##### EXCERPT PROVIDED #####

Mosier v. State, 285 Ark. 67, 684 S.W.2d 810 (1985)

Feb. 25, 1985 · Arkansas Supreme Court · CR 84-148
285 Ark. 67, 684 S.W.2d 810

Jeffery MOSIER v. STATE of Arkansas

CR 84-148

684 S.W.2d 810

Supreme Court of Arkansas

Opinion delivered February 25, 1985

*68 James H. Phillips, for appellant.

Steve Clark, Att’y Gen., by: Clint E. Miller, Asst. Att’y Gen., for appellee.

Robert H. Dudley, Justice.

Appellant, Jeffery Mosier, was found guilty of an aggravated robbery, rape, and theft of property. We need not state the proof in detail because the sufficiency of the evidence to support the convictions is not questioned. Mosier contends the trial court erroneously refused to give his requested instructions on the defense of voluntary intoxication and erroneously refused to grant a mistrial when a recording of appellant’s confession contained references to other criminal activity. We find no reversible error and affirm the convictions. Jurisdiction is in this Court under Rule 29(l)(b) because a cumulative sentence of more than 30 years imprisonment has been imposed.

The trial court correctly refused to give the requested instruction on voluntary intoxication as a defense because the proposed instruction gave contradictory burdens of proof and would have misled the jury. On the one hand, it provided “In asserting the defense, he is required only to raise a reasonable doubt in your minds,” but on the other hand, it would have told the jury “[appellant] has the burden of proving an affirmative defense by a preponderance of the evidence.” There was no error in refusing to give an instruction which would have misled the jury.

We are aware that some confusion surrounds the *69defense of voluntary intoxication. See Liebman, Voluntary Intoxication as a Defense to Crime, Ark. L. Notes 29 (1983). We may choose to re-examine our position when we have adversary briefs on the subject.

Appellant next argues that the trial court erred in refusing his motion for a mistrial. One of the state’s witnesses, a police officer, played appellant’s recorded inculpatory statement, in which appellant admitted to the unrelated wrong of “hanging around and dealing with some fellows that’s selling and buying stolen property” and to attempting to avoid trial on unrelated burglary and theft charges. At the time of playing of the statement, the appellant did not object to this evidence of other wrongs or crimes. See Rule 404(b) Ark. Unif. Rules of Evid. Then, toward the end of the tape, the appellant finally objected to the evidence of other wrongs which had long been before the jury.

##### DATASET SECTION #####

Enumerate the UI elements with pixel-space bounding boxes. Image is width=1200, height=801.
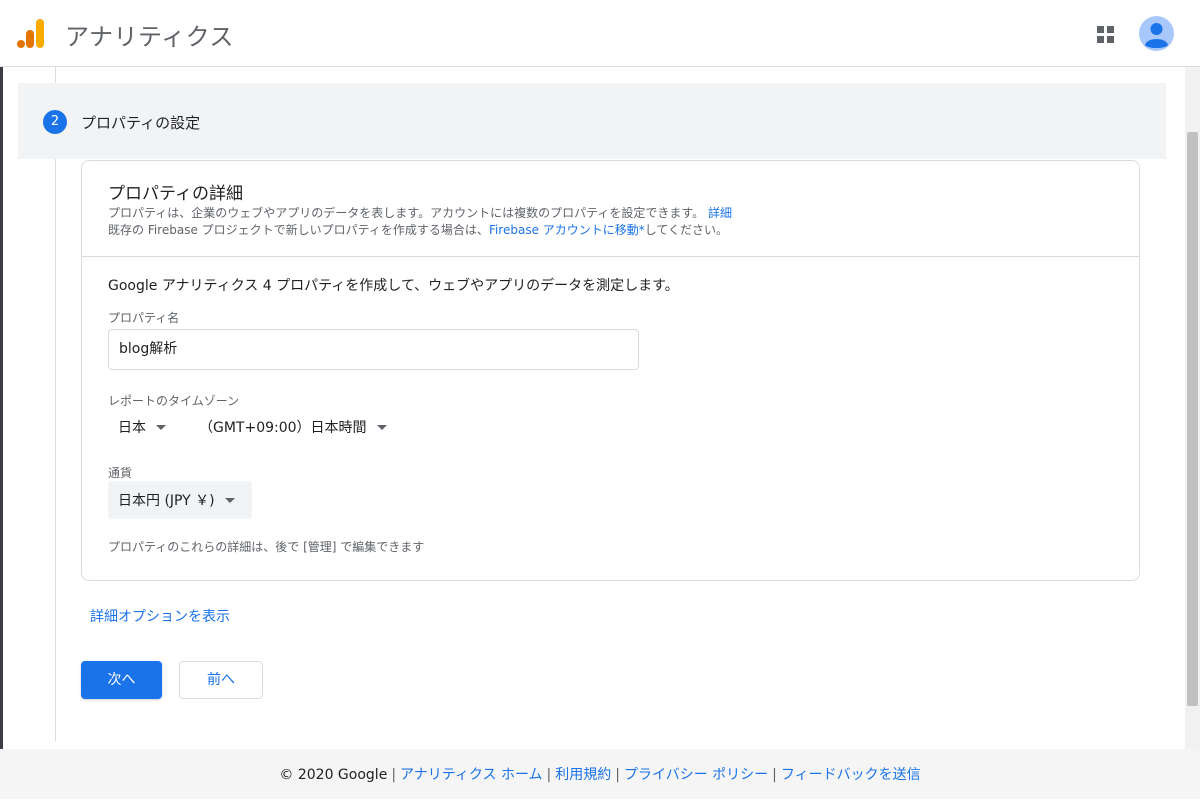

#####

STATED PROBLEM:
Using the Mosier court opinion, answer these:
(a) Of which three offenses was the appellant found guilty?
(b) According to the opinion, why did the trial court correctly refuse the requested instruction on voluntary intoxication?
(c) Which of the state's witnesses played the appellant's recorded statement?

ANSWER:
(a) Aggravated robbery, rape, and theft of property.
(b) The proposed instruction gave contradictory burdens of proof and would have misled the jury.
(c) A police officer.